EXERCISE TASK -
Go through the listing and return every line with "details" in it.
### SOURCE MATERIAL ###
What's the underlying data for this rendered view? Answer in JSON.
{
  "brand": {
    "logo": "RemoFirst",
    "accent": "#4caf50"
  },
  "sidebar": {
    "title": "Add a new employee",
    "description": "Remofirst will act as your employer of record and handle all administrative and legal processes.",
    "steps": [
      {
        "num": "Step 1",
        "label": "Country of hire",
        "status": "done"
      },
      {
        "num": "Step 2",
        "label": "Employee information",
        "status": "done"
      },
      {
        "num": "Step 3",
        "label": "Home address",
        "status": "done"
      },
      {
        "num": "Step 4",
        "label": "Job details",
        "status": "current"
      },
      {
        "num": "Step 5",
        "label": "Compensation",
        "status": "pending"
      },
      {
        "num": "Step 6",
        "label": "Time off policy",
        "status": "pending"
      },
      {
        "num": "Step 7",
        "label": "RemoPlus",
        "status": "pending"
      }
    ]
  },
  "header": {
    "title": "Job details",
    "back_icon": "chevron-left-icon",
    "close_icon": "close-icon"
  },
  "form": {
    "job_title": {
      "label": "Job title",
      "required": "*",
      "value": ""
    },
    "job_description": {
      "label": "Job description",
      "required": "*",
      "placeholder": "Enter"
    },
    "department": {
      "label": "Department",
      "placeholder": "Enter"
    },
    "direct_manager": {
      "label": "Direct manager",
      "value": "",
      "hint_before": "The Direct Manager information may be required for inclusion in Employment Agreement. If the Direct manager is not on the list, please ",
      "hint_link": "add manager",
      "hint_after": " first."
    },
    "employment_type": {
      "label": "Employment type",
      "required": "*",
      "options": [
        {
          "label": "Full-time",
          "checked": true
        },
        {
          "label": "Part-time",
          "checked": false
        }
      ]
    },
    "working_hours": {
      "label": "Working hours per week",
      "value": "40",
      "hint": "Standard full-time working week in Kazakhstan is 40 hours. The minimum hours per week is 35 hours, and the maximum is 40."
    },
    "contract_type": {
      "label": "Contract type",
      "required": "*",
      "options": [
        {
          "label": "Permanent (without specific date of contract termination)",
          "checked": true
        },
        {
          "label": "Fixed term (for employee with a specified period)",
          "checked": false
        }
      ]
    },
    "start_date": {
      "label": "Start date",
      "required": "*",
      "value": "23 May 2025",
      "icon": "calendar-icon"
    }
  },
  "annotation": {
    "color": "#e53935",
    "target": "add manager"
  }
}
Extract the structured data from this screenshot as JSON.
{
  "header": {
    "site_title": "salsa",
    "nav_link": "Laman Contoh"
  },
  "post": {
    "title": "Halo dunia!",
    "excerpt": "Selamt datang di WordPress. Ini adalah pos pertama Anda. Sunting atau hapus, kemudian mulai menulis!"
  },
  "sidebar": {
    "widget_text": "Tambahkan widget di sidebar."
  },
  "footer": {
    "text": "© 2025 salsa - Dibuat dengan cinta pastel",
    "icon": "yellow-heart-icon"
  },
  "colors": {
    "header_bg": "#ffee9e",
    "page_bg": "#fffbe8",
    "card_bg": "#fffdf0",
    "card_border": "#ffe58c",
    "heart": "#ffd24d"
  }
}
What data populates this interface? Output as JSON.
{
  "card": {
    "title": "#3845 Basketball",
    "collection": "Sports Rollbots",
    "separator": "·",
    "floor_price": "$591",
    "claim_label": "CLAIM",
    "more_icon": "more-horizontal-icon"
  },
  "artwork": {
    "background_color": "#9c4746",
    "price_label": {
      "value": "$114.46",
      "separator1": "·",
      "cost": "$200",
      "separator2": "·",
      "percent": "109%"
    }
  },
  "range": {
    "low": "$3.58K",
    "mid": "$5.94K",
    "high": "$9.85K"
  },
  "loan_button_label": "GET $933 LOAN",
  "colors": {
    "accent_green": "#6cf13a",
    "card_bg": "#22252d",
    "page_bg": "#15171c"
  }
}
###
WRITTEN ANSWER -
        "label": "Job details",
    "title": "Job details",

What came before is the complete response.